**Task description:** Give the listing again character for character, but drop the images.

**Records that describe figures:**
-- Start --

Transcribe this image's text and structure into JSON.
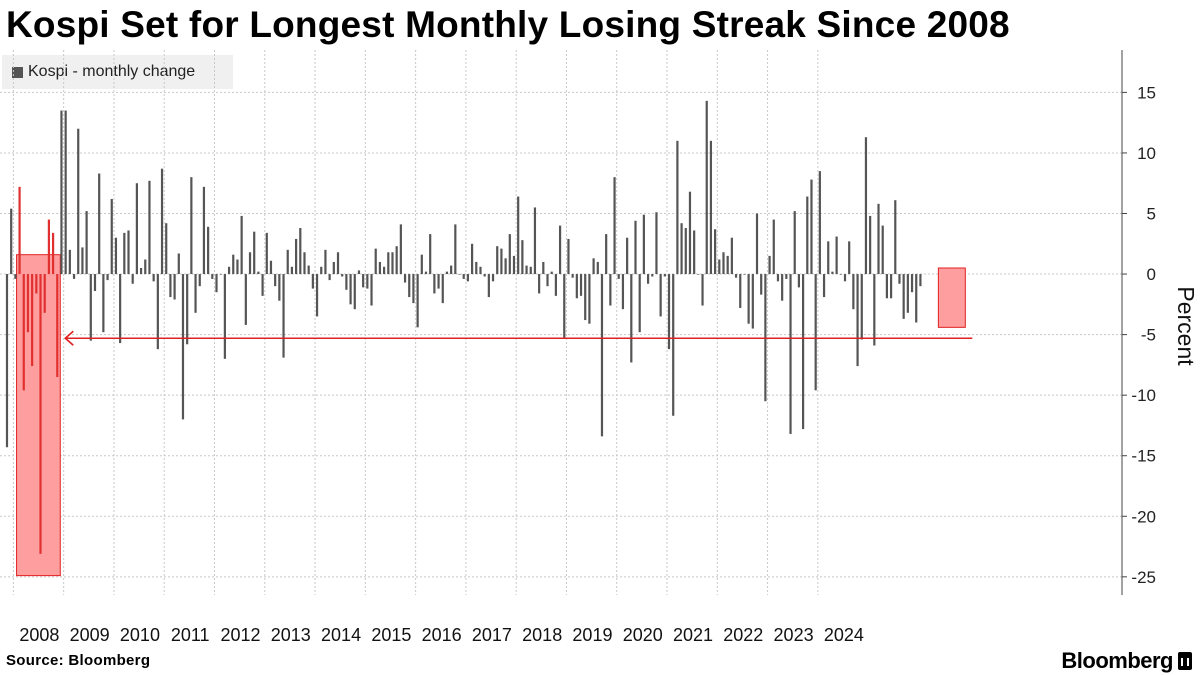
{
  "title": "Kospi Set for Longest Monthly Losing Streak Since 2008",
  "source": "Source: Bloomberg",
  "brand": "Bloomberg",
  "colors": {
    "bar": "#555555",
    "highlight_bar": "#e03030",
    "highlight_fill": "#ff9e9e",
    "highlight_stroke": "#e02020",
    "arrow": "#e02020",
    "grid": "#c8c8c8"
  },
  "chart_data": {
    "type": "bar",
    "title": "Kospi Set for Longest Monthly Losing Streak Since 2008",
    "xlabel": "",
    "ylabel": "Percent",
    "ylim": [
      -26.5,
      18.5
    ],
    "yticks": [
      15,
      10,
      5,
      0,
      -5,
      -10,
      -15,
      -20,
      -25
    ],
    "year_labels": [
      "2008",
      "2009",
      "2010",
      "2011",
      "2012",
      "2013",
      "2014",
      "2015",
      "2016",
      "2017",
      "2018",
      "2019",
      "2020",
      "2021",
      "2022",
      "2023",
      "2024"
    ],
    "start_month": "2007-11",
    "legend": "Kospi - monthly change",
    "legend_position": "top-left",
    "grid": true,
    "series": [
      {
        "name": "Kospi - monthly change",
        "values": [
          -14.3,
          5.4,
          -0.4,
          7.2,
          -9.6,
          -4.8,
          -7.6,
          -1.6,
          -23.1,
          -3.2,
          4.5,
          3.4,
          -8.5,
          13.5,
          13.5,
          2.0,
          -0.4,
          12.0,
          2.2,
          5.2,
          -5.5,
          -1.4,
          8.3,
          -4.8,
          -0.5,
          6.2,
          3.0,
          -5.7,
          3.4,
          3.6,
          -0.8,
          7.5,
          0.5,
          1.2,
          7.7,
          -0.6,
          -6.2,
          8.7,
          4.2,
          -1.9,
          -2.1,
          1.7,
          -12.0,
          -5.8,
          8.0,
          -3.2,
          -1.0,
          7.2,
          3.9,
          -0.4,
          -1.5,
          0.0,
          -7.0,
          0.6,
          1.6,
          1.2,
          4.8,
          -4.2,
          1.8,
          3.5,
          0.2,
          -1.8,
          3.4,
          1.1,
          -1.0,
          -2.2,
          -6.9,
          2.0,
          0.6,
          2.9,
          3.8,
          1.8,
          0.7,
          -1.2,
          -3.5,
          0.6,
          2.0,
          -0.5,
          1.0,
          1.8,
          -0.2,
          -1.3,
          -2.5,
          -2.9,
          0.3,
          -1.1,
          -1.2,
          -2.6,
          2.1,
          1.0,
          0.6,
          1.8,
          1.8,
          2.3,
          4.1,
          -0.7,
          -1.9,
          -2.4,
          -4.4,
          1.6,
          0.2,
          3.3,
          -1.6,
          -1.2,
          -2.4,
          0.2,
          0.7,
          4.1,
          0.0,
          -0.4,
          -0.6,
          2.5,
          1.0,
          0.6,
          -0.2,
          -1.9,
          -0.6,
          2.3,
          2.1,
          1.3,
          3.3,
          1.5,
          6.4,
          2.8,
          0.7,
          0.6,
          5.5,
          -1.6,
          1.0,
          -1.0,
          0.2,
          -1.8,
          4.0,
          -5.3,
          2.9,
          -0.3,
          -2.0,
          -1.8,
          -3.8,
          -4.1,
          1.3,
          1.0,
          -13.4,
          3.3,
          -2.6,
          8.0,
          -0.4,
          -2.9,
          3.0,
          -7.3,
          4.4,
          -4.8,
          4.9,
          -0.8,
          -0.2,
          5.1,
          -3.5,
          -0.2,
          -6.2,
          -11.7,
          11.0,
          4.2,
          3.8,
          6.8,
          3.6,
          0.0,
          -2.6,
          14.3,
          11.0,
          3.7,
          1.2,
          1.8,
          1.5,
          3.0,
          -0.3,
          -2.8,
          0.0,
          -4.1,
          -4.5,
          5.0,
          -1.7,
          -10.5,
          1.5,
          4.5,
          -0.6,
          -2.2,
          -0.4,
          -13.2,
          5.2,
          -1.1,
          -12.8,
          6.4,
          7.8,
          -9.6,
          8.5,
          -1.9,
          2.7,
          0.2,
          3.1,
          0.0,
          -0.6,
          2.7,
          -2.9,
          -7.6,
          -5.4,
          11.3,
          4.8,
          -5.9,
          5.8,
          4.0,
          -2.0,
          -2.0,
          6.1,
          -0.8,
          -3.7,
          -3.2,
          -1.5,
          -4.0,
          -1.0
        ],
        "highlight_ranges": [
          [
            3,
            12
          ],
          [
            223,
            228
          ]
        ]
      }
    ],
    "annotation": {
      "highlight_2008_range": [
        -24.9,
        1.6
      ],
      "highlight_2024_range": [
        -4.4,
        0.5
      ],
      "arrow_level": -5.3
    }
  }
}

-- End --

**Reply to the task:**
Transcribe this image's text and structure into JSON.
{
  "title": "Kospi Set for Longest Monthly Losing Streak Since 2008",
  "source": "Source: Bloomberg",
  "brand": "Bloomberg",
  "colors": {
    "bar": "#555555",
    "highlight_bar": "#e03030",
    "highlight_fill": "#ff9e9e",
    "highlight_stroke": "#e02020",
    "arrow": "#e02020",
    "grid": "#c8c8c8"
  },
  "chart_data": {
    "type": "bar",
    "title": "Kospi Set for Longest Monthly Losing Streak Since 2008",
    "xlabel": "",
    "ylabel": "Percent",
    "ylim": [
      -26.5,
      18.5
    ],
    "yticks": [
      15,
      10,
      5,
      0,
      -5,
      -10,
      -15,
      -20,
      -25
    ],
    "year_labels": [
      "2008",
      "2009",
      "2010",
      "2011",
      "2012",
      "2013",
      "2014",
      "2015",
      "2016",
      "2017",
      "2018",
      "2019",
      "2020",
      "2021",
      "2022",
      "2023",
      "2024"
    ],
    "start_month": "2007-11",
    "legend": "Kospi - monthly change",
    "legend_position": "top-left",
    "grid": true,
    "series": [
      {
        "name": "Kospi - monthly change",
        "values": [
          -14.3,
          5.4,
          -0.4,
          7.2,
          -9.6,
          -4.8,
          -7.6,
          -1.6,
          -23.1,
          -3.2,
          4.5,
          3.4,
          -8.5,
          13.5,
          13.5,
          2.0,
          -0.4,
          12.0,
          2.2,
          5.2,
          -5.5,
          -1.4,
          8.3,
          -4.8,
          -0.5,
          6.2,
          3.0,
          -5.7,
          3.4,
          3.6,
          -0.8,
          7.5,
          0.5,
          1.2,
          7.7,
          -0.6,
          -6.2,
          8.7,
          4.2,
          -1.9,
          -2.1,
          1.7,
          -12.0,
          -5.8,
          8.0,
          -3.2,
          -1.0,
          7.2,
          3.9,
          -0.4,
          -1.5,
          0.0,
          -7.0,
          0.6,
          1.6,
          1.2,
          4.8,
          -4.2,
          1.8,
          3.5,
          0.2,
          -1.8,
          3.4,
          1.1,
          -1.0,
          -2.2,
          -6.9,
          2.0,
          0.6,
          2.9,
          3.8,
          1.8,
          0.7,
          -1.2,
          -3.5,
          0.6,
          2.0,
          -0.5,
          1.0,
          1.8,
          -0.2,
          -1.3,
          -2.5,
          -2.9,
          0.3,
          -1.1,
          -1.2,
          -2.6,
          2.1,
          1.0,
          0.6,
          1.8,
          1.8,
          2.3,
          4.1,
          -0.7,
          -1.9,
          -2.4,
          -4.4,
          1.6,
          0.2,
          3.3,
          -1.6,
          -1.2,
          -2.4,
          0.2,
          0.7,
          4.1,
          0.0,
          -0.4,
          -0.6,
          2.5,
          1.0,
          0.6,
          -0.2,
          -1.9,
          -0.6,
          2.3,
          2.1,
          1.3,
          3.3,
          1.5,
          6.4,
          2.8,
          0.7,
          0.6,
          5.5,
          -1.6,
          1.0,
          -1.0,
          0.2,
          -1.8,
          4.0,
          -5.3,
          2.9,
          -0.3,
          -2.0,
          -1.8,
          -3.8,
          -4.1,
          1.3,
          1.0,
          -13.4,
          3.3,
          -2.6,
          8.0,
          -0.4,
          -2.9,
          3.0,
          -7.3,
          4.4,
          -4.8,
          4.9,
          -0.8,
          -0.2,
          5.1,
          -3.5,
          -0.2,
          -6.2,
          -11.7,
          11.0,
          4.2,
          3.8,
          6.8,
          3.6,
          0.0,
          -2.6,
          14.3,
          11.0,
          3.7,
          1.2,
          1.8,
          1.5,
          3.0,
          -0.3,
          -2.8,
          0.0,
          -4.1,
          -4.5,
          5.0,
          -1.7,
          -10.5,
          1.5,
          4.5,
          -0.6,
          -2.2,
          -0.4,
          -13.2,
          5.2,
          -1.1,
          -12.8,
          6.4,
          7.8,
          -9.6,
          8.5,
          -1.9,
          2.7,
          0.2,
          3.1,
          0.0,
          -0.6,
          2.7,
          -2.9,
          -7.6,
          -5.4,
          11.3,
          4.8,
          -5.9,
          5.8,
          4.0,
          -2.0,
          -2.0,
          6.1,
          -0.8,
          -3.7,
          -3.2,
          -1.5,
          -4.0,
          -1.0
        ],
        "highlight_ranges": [
          [
            3,
            12
          ],
          [
            223,
            228
          ]
        ]
      }
    ],
    "annotation": {
      "highlight_2008_range": [
        -24.9,
        1.6
      ],
      "highlight_2024_range": [
        -4.4,
        0.5
      ],
      "arrow_level": -5.3
    }
  }
}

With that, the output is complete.